§ **Request**: In the listing below, count the lines containing the string "fault" and state only the number.

-- Start of Data to use --

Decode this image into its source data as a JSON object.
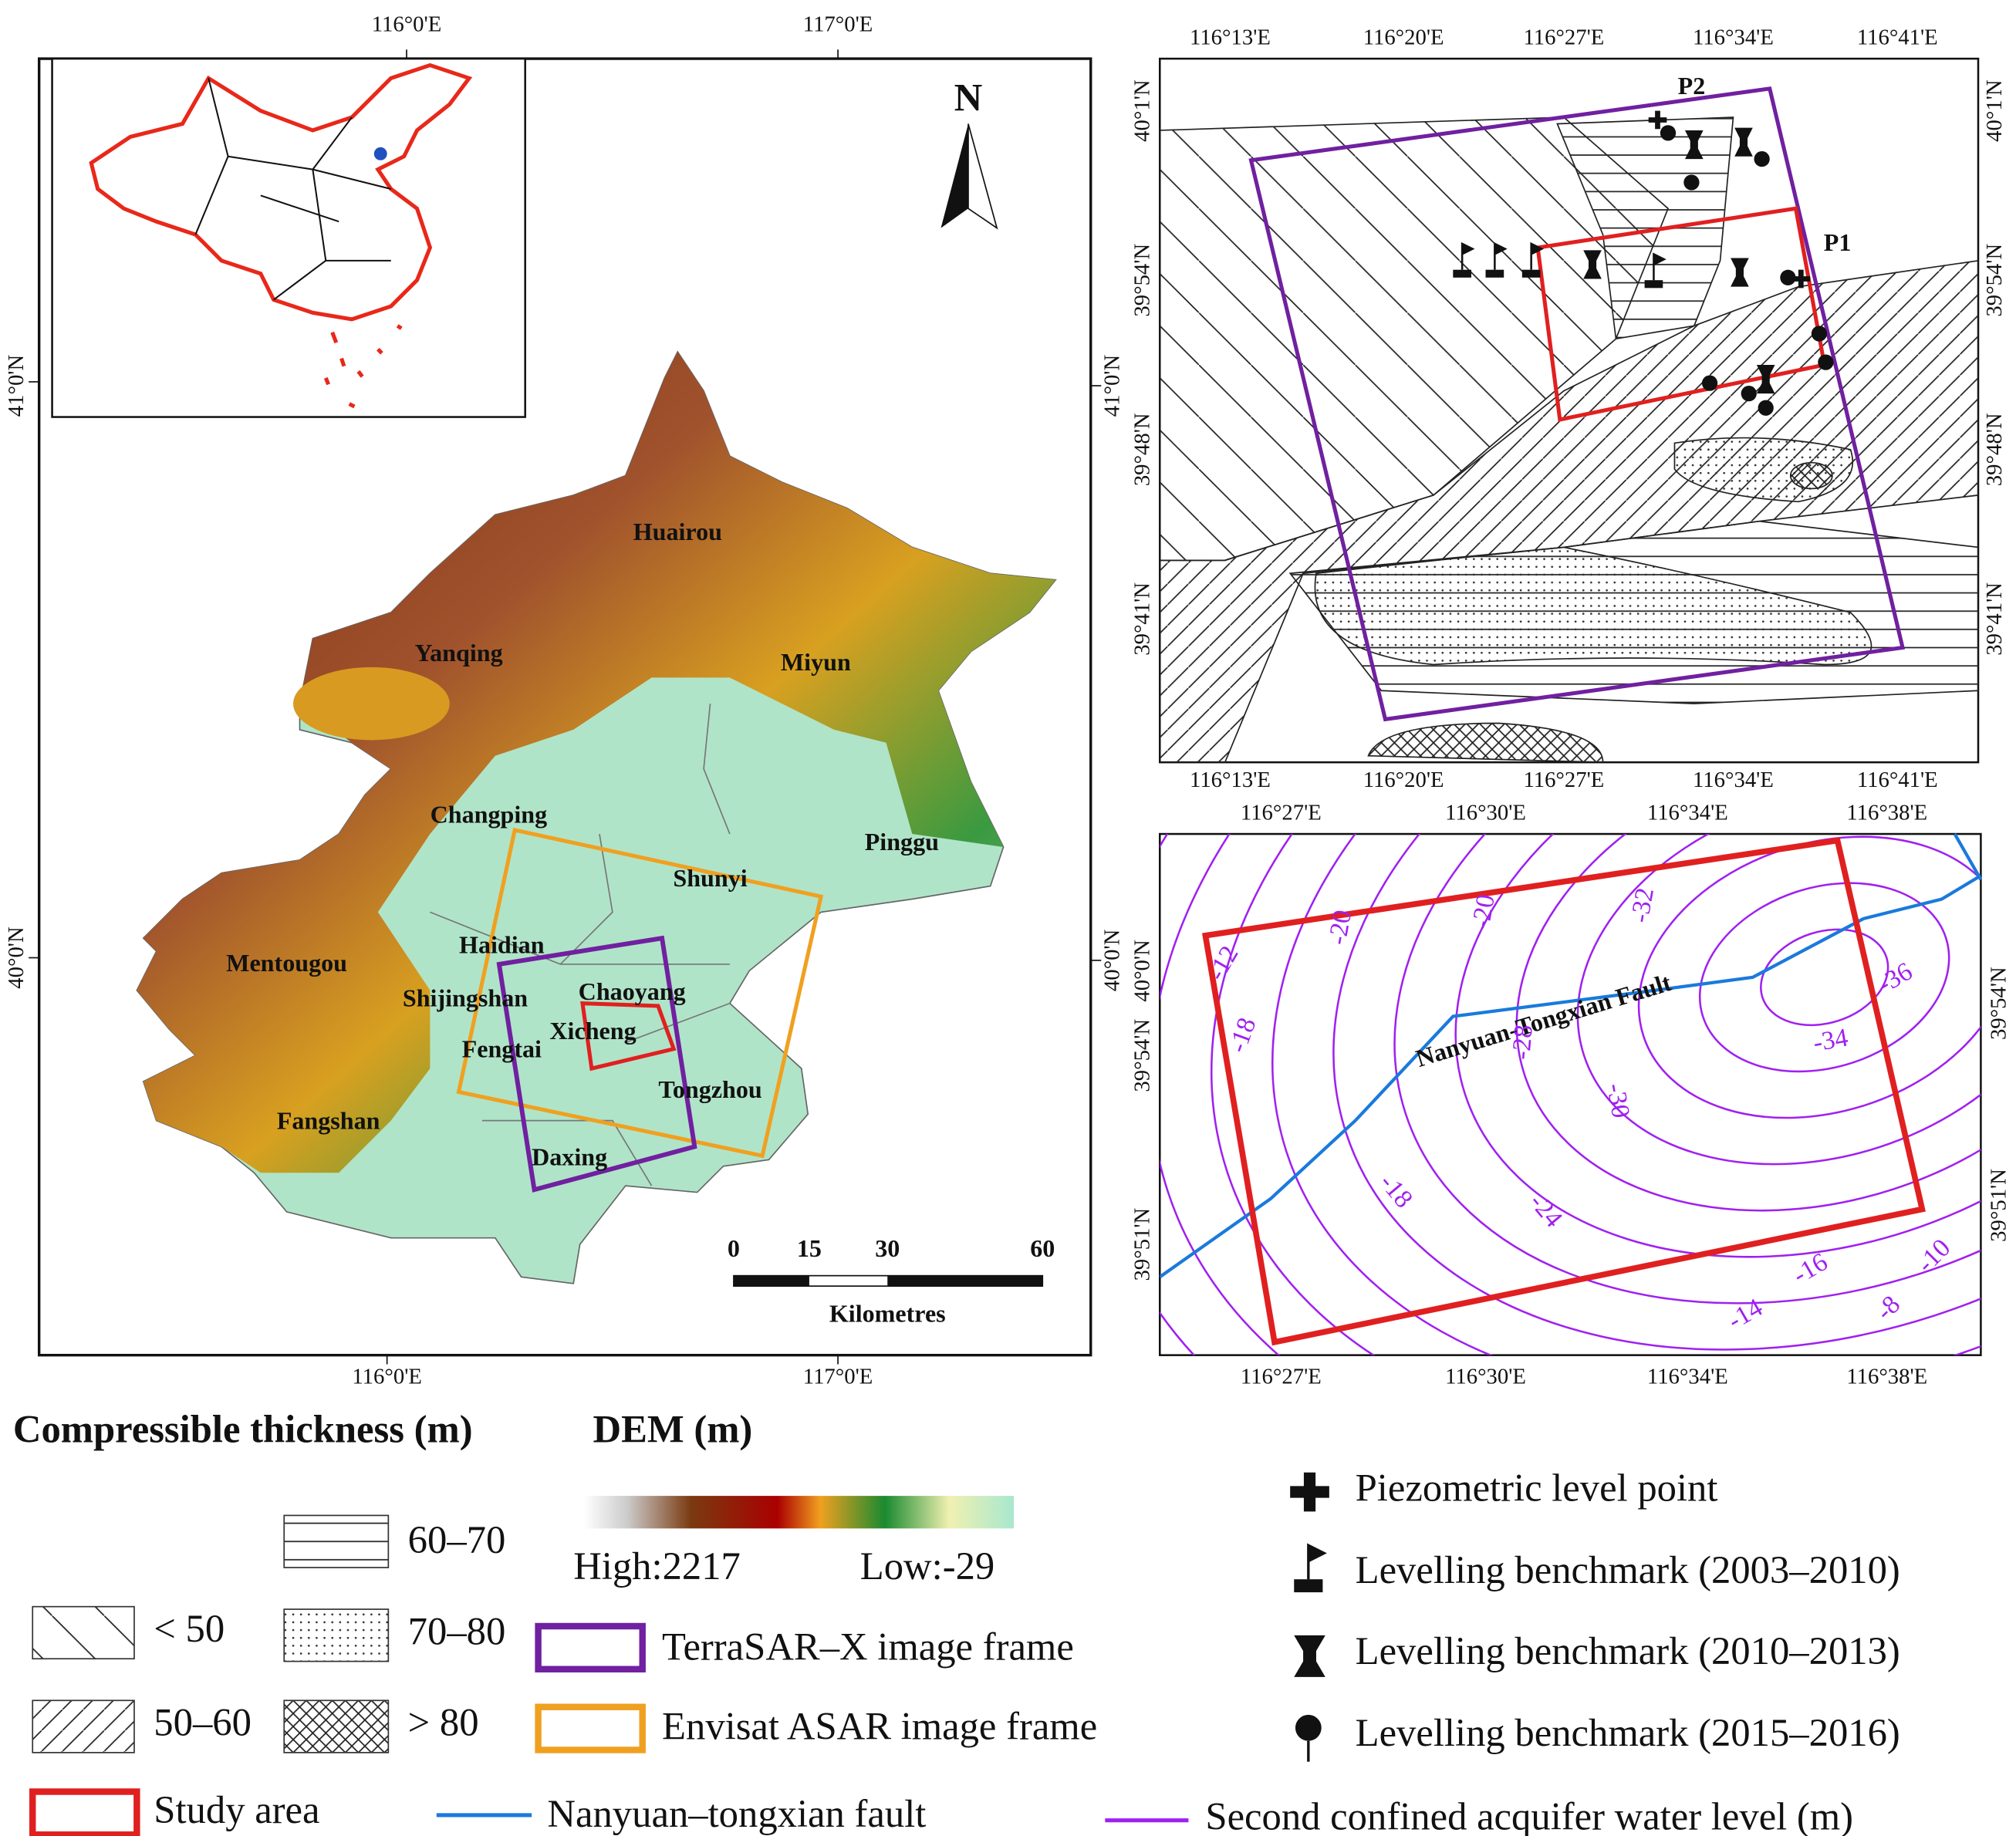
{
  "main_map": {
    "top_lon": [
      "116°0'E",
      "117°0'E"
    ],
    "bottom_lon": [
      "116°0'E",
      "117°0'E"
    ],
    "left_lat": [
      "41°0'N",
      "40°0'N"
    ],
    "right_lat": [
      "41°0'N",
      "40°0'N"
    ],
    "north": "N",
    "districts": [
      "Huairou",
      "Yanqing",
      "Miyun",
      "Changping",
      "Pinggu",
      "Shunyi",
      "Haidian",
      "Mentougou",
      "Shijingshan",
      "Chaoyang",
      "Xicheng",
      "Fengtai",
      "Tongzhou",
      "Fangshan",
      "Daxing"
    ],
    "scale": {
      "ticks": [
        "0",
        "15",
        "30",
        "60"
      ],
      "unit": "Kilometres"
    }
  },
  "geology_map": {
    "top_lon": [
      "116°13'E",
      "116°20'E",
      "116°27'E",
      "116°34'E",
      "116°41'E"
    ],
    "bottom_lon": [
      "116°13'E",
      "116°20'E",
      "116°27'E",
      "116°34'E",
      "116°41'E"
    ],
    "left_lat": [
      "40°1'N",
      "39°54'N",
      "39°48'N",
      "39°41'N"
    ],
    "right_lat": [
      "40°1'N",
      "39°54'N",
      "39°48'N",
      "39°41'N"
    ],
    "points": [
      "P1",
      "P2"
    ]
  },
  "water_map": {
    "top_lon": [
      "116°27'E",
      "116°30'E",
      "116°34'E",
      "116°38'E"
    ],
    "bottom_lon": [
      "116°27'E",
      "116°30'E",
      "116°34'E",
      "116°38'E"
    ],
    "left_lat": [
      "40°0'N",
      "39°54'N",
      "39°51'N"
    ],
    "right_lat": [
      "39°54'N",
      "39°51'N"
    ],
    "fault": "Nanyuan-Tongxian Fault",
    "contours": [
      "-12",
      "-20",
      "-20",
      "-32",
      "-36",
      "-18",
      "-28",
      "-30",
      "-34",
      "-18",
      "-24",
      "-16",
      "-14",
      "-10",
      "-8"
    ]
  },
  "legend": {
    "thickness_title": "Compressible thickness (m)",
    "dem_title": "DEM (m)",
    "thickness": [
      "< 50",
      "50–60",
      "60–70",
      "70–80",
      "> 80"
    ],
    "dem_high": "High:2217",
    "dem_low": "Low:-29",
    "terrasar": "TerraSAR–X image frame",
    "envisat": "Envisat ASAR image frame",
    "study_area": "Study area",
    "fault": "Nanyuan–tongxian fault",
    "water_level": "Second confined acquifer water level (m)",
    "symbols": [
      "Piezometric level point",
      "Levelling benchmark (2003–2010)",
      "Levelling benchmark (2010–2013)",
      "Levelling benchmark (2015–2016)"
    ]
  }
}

-- End of Data to use --

§ **Completed exercise**: 2